--- EXTRAIT DU DOCUMENT ---

L’escroquerie au jugement est une infraction consistant à obtenir une décision judiciaire par des moyens frauduleux. Elle est sanctionnée par l’article 313-1 du Code pénal, qui encadre plus largement l’escroquerie, mais également par la jurisprudence, qui en précise les contours dans un cadre judiciaire.
L’objectif de cette infraction est clair : protéger l’intégrité de la justice contre ceux qui cherchent à détourner la vérité procédurale pour obtenir un jugement biaisé.
Il ne s’agit pas d’un simple mensonge : l’escroquerie au jugement implique une volonté délibérée de tromper un magistrat à travers des actes matériels (documents, témoignages, faux faits).
Distinction avec fraude procédurale ou fausse déclaration
Il faut distinguer l’escroquerie au jugement :
- De la fraude procédurale, qui peut être une faute civile sans intention pénale (ex : vice dans la procédure)

---

*OBJECTIF*. Selon l’extrait sur l’escroquerie au jugement, quel article du Code pénal sanctionne cette infraction ?

--- CONTENU PRÉSENTÉ ---

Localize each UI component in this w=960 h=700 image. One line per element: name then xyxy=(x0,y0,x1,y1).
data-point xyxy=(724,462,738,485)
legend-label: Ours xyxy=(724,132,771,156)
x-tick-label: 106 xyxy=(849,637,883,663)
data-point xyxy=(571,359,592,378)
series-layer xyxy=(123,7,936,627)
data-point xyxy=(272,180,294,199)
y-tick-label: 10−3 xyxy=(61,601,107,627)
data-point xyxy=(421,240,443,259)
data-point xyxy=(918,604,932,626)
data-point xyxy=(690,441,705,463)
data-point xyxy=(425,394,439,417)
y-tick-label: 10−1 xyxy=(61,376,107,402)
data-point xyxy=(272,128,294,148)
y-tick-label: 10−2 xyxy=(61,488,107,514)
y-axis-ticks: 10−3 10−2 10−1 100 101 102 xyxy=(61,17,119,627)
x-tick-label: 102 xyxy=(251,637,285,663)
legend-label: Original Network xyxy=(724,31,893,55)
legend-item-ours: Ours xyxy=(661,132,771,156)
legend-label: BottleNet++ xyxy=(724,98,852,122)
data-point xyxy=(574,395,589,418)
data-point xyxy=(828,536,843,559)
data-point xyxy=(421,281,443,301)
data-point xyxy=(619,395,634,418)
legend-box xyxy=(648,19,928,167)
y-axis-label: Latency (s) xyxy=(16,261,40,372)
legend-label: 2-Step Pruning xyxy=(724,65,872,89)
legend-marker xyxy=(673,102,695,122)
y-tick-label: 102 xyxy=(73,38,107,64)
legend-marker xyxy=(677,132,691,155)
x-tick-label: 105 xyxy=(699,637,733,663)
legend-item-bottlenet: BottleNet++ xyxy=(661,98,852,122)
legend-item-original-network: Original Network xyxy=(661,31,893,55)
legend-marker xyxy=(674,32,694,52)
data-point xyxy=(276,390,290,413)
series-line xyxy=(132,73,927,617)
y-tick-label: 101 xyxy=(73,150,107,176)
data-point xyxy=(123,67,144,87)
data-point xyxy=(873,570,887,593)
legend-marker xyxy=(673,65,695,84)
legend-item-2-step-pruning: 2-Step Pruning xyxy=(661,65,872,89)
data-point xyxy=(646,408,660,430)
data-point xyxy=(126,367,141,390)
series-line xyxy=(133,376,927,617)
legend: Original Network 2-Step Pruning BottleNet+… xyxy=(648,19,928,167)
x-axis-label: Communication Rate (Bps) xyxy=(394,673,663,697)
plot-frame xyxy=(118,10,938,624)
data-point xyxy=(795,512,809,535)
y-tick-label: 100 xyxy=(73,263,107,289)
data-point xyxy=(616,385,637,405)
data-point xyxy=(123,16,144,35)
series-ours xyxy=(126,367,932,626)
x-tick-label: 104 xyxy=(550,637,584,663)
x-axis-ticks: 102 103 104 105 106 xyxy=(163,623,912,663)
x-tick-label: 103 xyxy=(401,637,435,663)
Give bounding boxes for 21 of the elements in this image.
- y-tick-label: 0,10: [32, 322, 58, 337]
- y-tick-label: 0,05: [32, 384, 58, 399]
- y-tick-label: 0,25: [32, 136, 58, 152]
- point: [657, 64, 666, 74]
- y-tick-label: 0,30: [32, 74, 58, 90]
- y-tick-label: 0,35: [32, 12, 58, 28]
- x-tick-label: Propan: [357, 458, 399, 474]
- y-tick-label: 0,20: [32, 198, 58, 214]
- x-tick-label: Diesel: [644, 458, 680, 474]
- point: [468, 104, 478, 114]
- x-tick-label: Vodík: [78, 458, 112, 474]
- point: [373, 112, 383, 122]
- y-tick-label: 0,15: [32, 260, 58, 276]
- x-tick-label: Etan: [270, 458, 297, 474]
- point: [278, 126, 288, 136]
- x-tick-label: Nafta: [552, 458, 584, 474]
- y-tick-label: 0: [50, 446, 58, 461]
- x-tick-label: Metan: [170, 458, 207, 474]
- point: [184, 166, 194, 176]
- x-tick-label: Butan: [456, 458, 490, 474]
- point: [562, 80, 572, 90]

---

*RÉPONSE*. L’article 313-1 du Code pénal.